───── Task input
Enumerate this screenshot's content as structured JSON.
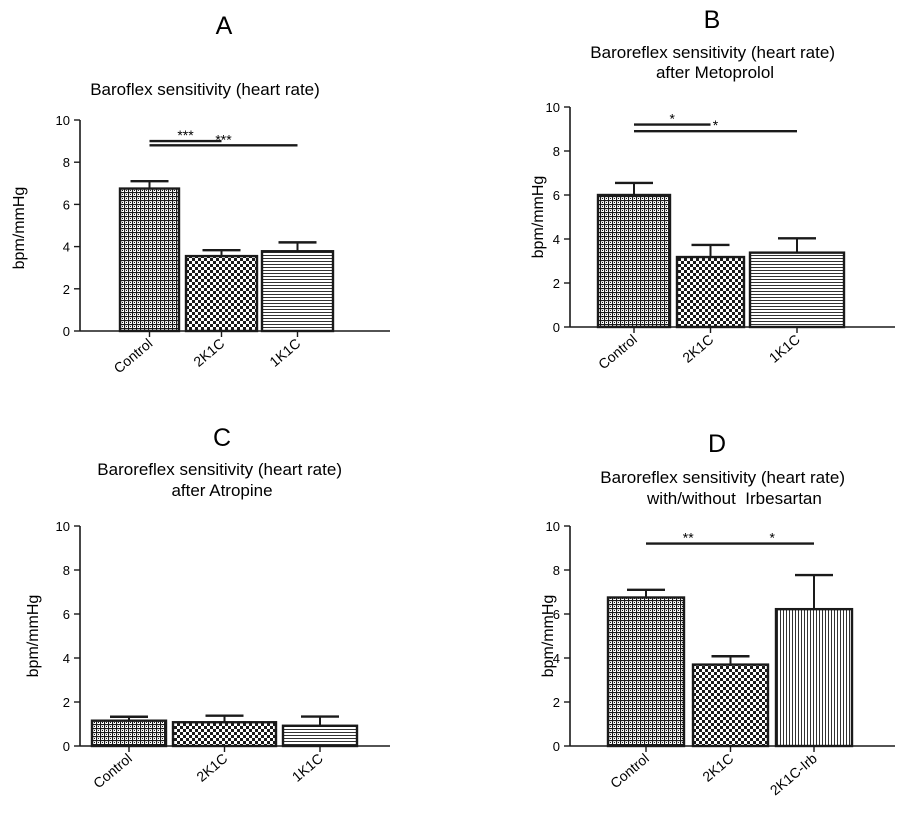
{
  "chart_data": [
    {
      "type": "bar",
      "panel_label": "A",
      "title": "Baroflex sensitivity  (heart rate)",
      "ylabel": "bpm/mmHg",
      "xlabel": "",
      "ylim": [
        0,
        10
      ],
      "yticks": [
        "0",
        "2",
        "4",
        "6",
        "8",
        "10"
      ],
      "categories": [
        "Control",
        "2K1C",
        "1K1C"
      ],
      "values": [
        6.75,
        3.55,
        3.78
      ],
      "errors": [
        0.35,
        0.28,
        0.42
      ],
      "patterns": [
        "grid",
        "checker",
        "hlines"
      ],
      "significance": [
        {
          "from": 0,
          "to": 1,
          "label": "***",
          "y": 9.0
        },
        {
          "from": 0,
          "to": 2,
          "label": "***",
          "y": 8.8
        }
      ]
    },
    {
      "type": "bar",
      "panel_label": "B",
      "title": "Baroreflex sensitivity (heart rate)\nafter Metoprolol",
      "ylabel": "bpm/mmHg",
      "xlabel": "",
      "ylim": [
        0,
        10
      ],
      "yticks": [
        "0",
        "2",
        "4",
        "6",
        "8",
        "10"
      ],
      "categories": [
        "Control",
        "2K1C",
        "1K1C"
      ],
      "values": [
        6.0,
        3.18,
        3.38
      ],
      "errors": [
        0.55,
        0.55,
        0.65
      ],
      "patterns": [
        "grid",
        "checker",
        "hlines"
      ],
      "significance": [
        {
          "from": 0,
          "to": 1,
          "label": "*",
          "y": 9.2
        },
        {
          "from": 0,
          "to": 2,
          "label": "*",
          "y": 8.9
        }
      ]
    },
    {
      "type": "bar",
      "panel_label": "C",
      "title": "Baroreflex sensitivity (heart rate)\nafter Atropine",
      "ylabel": "bpm/mmHg",
      "xlabel": "",
      "ylim": [
        0,
        10
      ],
      "yticks": [
        "0",
        "2",
        "4",
        "6",
        "8",
        "10"
      ],
      "categories": [
        "Control",
        "2K1C",
        "1K1C"
      ],
      "values": [
        1.15,
        1.08,
        0.92
      ],
      "errors": [
        0.18,
        0.3,
        0.42
      ],
      "patterns": [
        "grid",
        "checker",
        "hlines"
      ],
      "significance": []
    },
    {
      "type": "bar",
      "panel_label": "D",
      "title": "Baroreflex sensitivity (heart rate)\n    with/without  Irbesartan",
      "ylabel": "bpm/mmHg",
      "xlabel": "",
      "ylim": [
        0,
        10
      ],
      "yticks": [
        "0",
        "2",
        "4",
        "6",
        "8",
        "10"
      ],
      "categories": [
        "Control",
        "2K1C",
        "2K1C-Irb"
      ],
      "values": [
        6.75,
        3.7,
        6.22
      ],
      "errors": [
        0.35,
        0.38,
        1.55
      ],
      "patterns": [
        "grid",
        "checker",
        "vlines"
      ],
      "significance": [
        {
          "from": 0,
          "to": 1,
          "label": "**",
          "y": 9.2
        },
        {
          "from": 1,
          "to": 2,
          "label": "*",
          "y": 9.2
        }
      ]
    }
  ]
}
──────────
* What the exercise asks: Except for the pictures, reproduce every line exactly.

* Final answer:
Enumerate this screenshot's content as structured JSON.
{
  "chart_data": [
    {
      "type": "bar",
      "panel_label": "A",
      "title": "Baroflex sensitivity  (heart rate)",
      "ylabel": "bpm/mmHg",
      "xlabel": "",
      "ylim": [
        0,
        10
      ],
      "yticks": [
        "0",
        "2",
        "4",
        "6",
        "8",
        "10"
      ],
      "categories": [
        "Control",
        "2K1C",
        "1K1C"
      ],
      "values": [
        6.75,
        3.55,
        3.78
      ],
      "errors": [
        0.35,
        0.28,
        0.42
      ],
      "patterns": [
        "grid",
        "checker",
        "hlines"
      ],
      "significance": [
        {
          "from": 0,
          "to": 1,
          "label": "***",
          "y": 9.0
        },
        {
          "from": 0,
          "to": 2,
          "label": "***",
          "y": 8.8
        }
      ]
    },
    {
      "type": "bar",
      "panel_label": "B",
      "title": "Baroreflex sensitivity (heart rate)\nafter Metoprolol",
      "ylabel": "bpm/mmHg",
      "xlabel": "",
      "ylim": [
        0,
        10
      ],
      "yticks": [
        "0",
        "2",
        "4",
        "6",
        "8",
        "10"
      ],
      "categories": [
        "Control",
        "2K1C",
        "1K1C"
      ],
      "values": [
        6.0,
        3.18,
        3.38
      ],
      "errors": [
        0.55,
        0.55,
        0.65
      ],
      "patterns": [
        "grid",
        "checker",
        "hlines"
      ],
      "significance": [
        {
          "from": 0,
          "to": 1,
          "label": "*",
          "y": 9.2
        },
        {
          "from": 0,
          "to": 2,
          "label": "*",
          "y": 8.9
        }
      ]
    },
    {
      "type": "bar",
      "panel_label": "C",
      "title": "Baroreflex sensitivity (heart rate)\nafter Atropine",
      "ylabel": "bpm/mmHg",
      "xlabel": "",
      "ylim": [
        0,
        10
      ],
      "yticks": [
        "0",
        "2",
        "4",
        "6",
        "8",
        "10"
      ],
      "categories": [
        "Control",
        "2K1C",
        "1K1C"
      ],
      "values": [
        1.15,
        1.08,
        0.92
      ],
      "errors": [
        0.18,
        0.3,
        0.42
      ],
      "patterns": [
        "grid",
        "checker",
        "hlines"
      ],
      "significance": []
    },
    {
      "type": "bar",
      "panel_label": "D",
      "title": "Baroreflex sensitivity (heart rate)\n    with/without  Irbesartan",
      "ylabel": "bpm/mmHg",
      "xlabel": "",
      "ylim": [
        0,
        10
      ],
      "yticks": [
        "0",
        "2",
        "4",
        "6",
        "8",
        "10"
      ],
      "categories": [
        "Control",
        "2K1C",
        "2K1C-Irb"
      ],
      "values": [
        6.75,
        3.7,
        6.22
      ],
      "errors": [
        0.35,
        0.38,
        1.55
      ],
      "patterns": [
        "grid",
        "checker",
        "vlines"
      ],
      "significance": [
        {
          "from": 0,
          "to": 1,
          "label": "**",
          "y": 9.2
        },
        {
          "from": 1,
          "to": 2,
          "label": "*",
          "y": 9.2
        }
      ]
    }
  ]
}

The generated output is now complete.